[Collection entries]
■ ■ ■
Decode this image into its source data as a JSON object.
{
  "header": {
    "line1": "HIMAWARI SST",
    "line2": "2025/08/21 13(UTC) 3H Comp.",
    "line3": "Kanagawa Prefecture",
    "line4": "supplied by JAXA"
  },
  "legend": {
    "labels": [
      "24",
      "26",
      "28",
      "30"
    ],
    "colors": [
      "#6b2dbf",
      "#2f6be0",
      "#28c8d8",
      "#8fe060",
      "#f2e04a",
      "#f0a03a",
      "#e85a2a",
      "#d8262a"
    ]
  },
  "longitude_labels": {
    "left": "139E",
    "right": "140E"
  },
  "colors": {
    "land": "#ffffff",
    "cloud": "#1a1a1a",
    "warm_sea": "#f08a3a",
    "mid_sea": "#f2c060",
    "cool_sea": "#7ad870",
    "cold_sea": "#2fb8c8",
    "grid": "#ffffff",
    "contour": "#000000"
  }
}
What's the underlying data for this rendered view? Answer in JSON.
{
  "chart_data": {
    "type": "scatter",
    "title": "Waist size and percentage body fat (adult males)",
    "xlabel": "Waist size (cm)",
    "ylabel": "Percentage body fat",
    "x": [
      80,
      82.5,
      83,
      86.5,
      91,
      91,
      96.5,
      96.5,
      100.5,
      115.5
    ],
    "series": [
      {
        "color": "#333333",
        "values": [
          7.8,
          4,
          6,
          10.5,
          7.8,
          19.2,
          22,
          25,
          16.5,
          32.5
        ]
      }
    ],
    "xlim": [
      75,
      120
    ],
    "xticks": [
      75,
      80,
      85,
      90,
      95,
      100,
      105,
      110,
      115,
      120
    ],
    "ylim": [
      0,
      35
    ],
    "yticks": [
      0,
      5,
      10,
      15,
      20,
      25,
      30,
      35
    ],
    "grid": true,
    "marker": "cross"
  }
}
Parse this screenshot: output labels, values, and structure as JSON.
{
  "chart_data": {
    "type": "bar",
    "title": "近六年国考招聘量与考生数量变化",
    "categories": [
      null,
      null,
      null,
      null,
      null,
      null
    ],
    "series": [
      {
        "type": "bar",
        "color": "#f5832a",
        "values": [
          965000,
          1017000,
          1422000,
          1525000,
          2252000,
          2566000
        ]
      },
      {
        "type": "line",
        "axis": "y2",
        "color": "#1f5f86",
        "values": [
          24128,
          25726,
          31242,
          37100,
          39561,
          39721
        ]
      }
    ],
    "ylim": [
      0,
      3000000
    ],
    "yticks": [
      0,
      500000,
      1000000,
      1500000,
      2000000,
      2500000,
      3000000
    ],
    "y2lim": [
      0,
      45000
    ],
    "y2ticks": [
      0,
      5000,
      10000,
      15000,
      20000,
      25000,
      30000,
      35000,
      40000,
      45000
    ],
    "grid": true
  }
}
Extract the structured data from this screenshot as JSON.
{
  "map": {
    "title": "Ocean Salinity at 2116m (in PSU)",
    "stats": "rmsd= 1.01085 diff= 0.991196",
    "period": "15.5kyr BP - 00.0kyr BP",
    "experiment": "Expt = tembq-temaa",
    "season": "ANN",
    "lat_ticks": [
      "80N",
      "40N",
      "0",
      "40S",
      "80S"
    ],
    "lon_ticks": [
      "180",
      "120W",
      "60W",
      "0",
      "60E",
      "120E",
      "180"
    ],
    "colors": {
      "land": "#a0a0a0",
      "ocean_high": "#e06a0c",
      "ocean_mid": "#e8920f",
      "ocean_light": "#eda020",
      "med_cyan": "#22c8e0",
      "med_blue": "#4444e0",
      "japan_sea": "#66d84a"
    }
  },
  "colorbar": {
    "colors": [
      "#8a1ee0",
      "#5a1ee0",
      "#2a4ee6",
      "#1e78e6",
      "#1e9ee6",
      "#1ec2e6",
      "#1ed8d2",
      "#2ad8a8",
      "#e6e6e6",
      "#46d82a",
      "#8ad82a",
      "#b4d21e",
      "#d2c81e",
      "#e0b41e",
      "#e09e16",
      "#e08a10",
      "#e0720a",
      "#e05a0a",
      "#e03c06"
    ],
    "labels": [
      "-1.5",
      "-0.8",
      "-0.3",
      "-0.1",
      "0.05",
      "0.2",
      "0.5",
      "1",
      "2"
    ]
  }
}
■ ■ ■
THE REQUEST. Copy all the records above exactly, missing none.

REPLY.
Decode this image into its source data as a JSON object.
{
  "header": {
    "line1": "HIMAWARI SST",
    "line2": "2025/08/21 13(UTC) 3H Comp.",
    "line3": "Kanagawa Prefecture",
    "line4": "supplied by JAXA"
  },
  "legend": {
    "labels": [
      "24",
      "26",
      "28",
      "30"
    ],
    "colors": [
      "#6b2dbf",
      "#2f6be0",
      "#28c8d8",
      "#8fe060",
      "#f2e04a",
      "#f0a03a",
      "#e85a2a",
      "#d8262a"
    ]
  },
  "longitude_labels": {
    "left": "139E",
    "right": "140E"
  },
  "colors": {
    "land": "#ffffff",
    "cloud": "#1a1a1a",
    "warm_sea": "#f08a3a",
    "mid_sea": "#f2c060",
    "cool_sea": "#7ad870",
    "cold_sea": "#2fb8c8",
    "grid": "#ffffff",
    "contour": "#000000"
  }
}
What's the underlying data for this rendered view? Answer in JSON.
{
  "chart_data": {
    "type": "scatter",
    "title": "Waist size and percentage body fat (adult males)",
    "xlabel": "Waist size (cm)",
    "ylabel": "Percentage body fat",
    "x": [
      80,
      82.5,
      83,
      86.5,
      91,
      91,
      96.5,
      96.5,
      100.5,
      115.5
    ],
    "series": [
      {
        "color": "#333333",
        "values": [
          7.8,
          4,
          6,
          10.5,
          7.8,
          19.2,
          22,
          25,
          16.5,
          32.5
        ]
      }
    ],
    "xlim": [
      75,
      120
    ],
    "xticks": [
      75,
      80,
      85,
      90,
      95,
      100,
      105,
      110,
      115,
      120
    ],
    "ylim": [
      0,
      35
    ],
    "yticks": [
      0,
      5,
      10,
      15,
      20,
      25,
      30,
      35
    ],
    "grid": true,
    "marker": "cross"
  }
}
Parse this screenshot: output labels, values, and structure as JSON.
{
  "chart_data": {
    "type": "bar",
    "title": "近六年国考招聘量与考生数量变化",
    "categories": [
      null,
      null,
      null,
      null,
      null,
      null
    ],
    "series": [
      {
        "type": "bar",
        "color": "#f5832a",
        "values": [
          965000,
          1017000,
          1422000,
          1525000,
          2252000,
          2566000
        ]
      },
      {
        "type": "line",
        "axis": "y2",
        "color": "#1f5f86",
        "values": [
          24128,
          25726,
          31242,
          37100,
          39561,
          39721
        ]
      }
    ],
    "ylim": [
      0,
      3000000
    ],
    "yticks": [
      0,
      500000,
      1000000,
      1500000,
      2000000,
      2500000,
      3000000
    ],
    "y2lim": [
      0,
      45000
    ],
    "y2ticks": [
      0,
      5000,
      10000,
      15000,
      20000,
      25000,
      30000,
      35000,
      40000,
      45000
    ],
    "grid": true
  }
}
Extract the structured data from this screenshot as JSON.
{
  "map": {
    "title": "Ocean Salinity at 2116m (in PSU)",
    "stats": "rmsd= 1.01085 diff= 0.991196",
    "period": "15.5kyr BP - 00.0kyr BP",
    "experiment": "Expt = tembq-temaa",
    "season": "ANN",
    "lat_ticks": [
      "80N",
      "40N",
      "0",
      "40S",
      "80S"
    ],
    "lon_ticks": [
      "180",
      "120W",
      "60W",
      "0",
      "60E",
      "120E",
      "180"
    ],
    "colors": {
      "land": "#a0a0a0",
      "ocean_high": "#e06a0c",
      "ocean_mid": "#e8920f",
      "ocean_light": "#eda020",
      "med_cyan": "#22c8e0",
      "med_blue": "#4444e0",
      "japan_sea": "#66d84a"
    }
  },
  "colorbar": {
    "colors": [
      "#8a1ee0",
      "#5a1ee0",
      "#2a4ee6",
      "#1e78e6",
      "#1e9ee6",
      "#1ec2e6",
      "#1ed8d2",
      "#2ad8a8",
      "#e6e6e6",
      "#46d82a",
      "#8ad82a",
      "#b4d21e",
      "#d2c81e",
      "#e0b41e",
      "#e09e16",
      "#e08a10",
      "#e0720a",
      "#e05a0a",
      "#e03c06"
    ],
    "labels": [
      "-1.5",
      "-0.8",
      "-0.3",
      "-0.1",
      "0.05",
      "0.2",
      "0.5",
      "1",
      "2"
    ]
  }
}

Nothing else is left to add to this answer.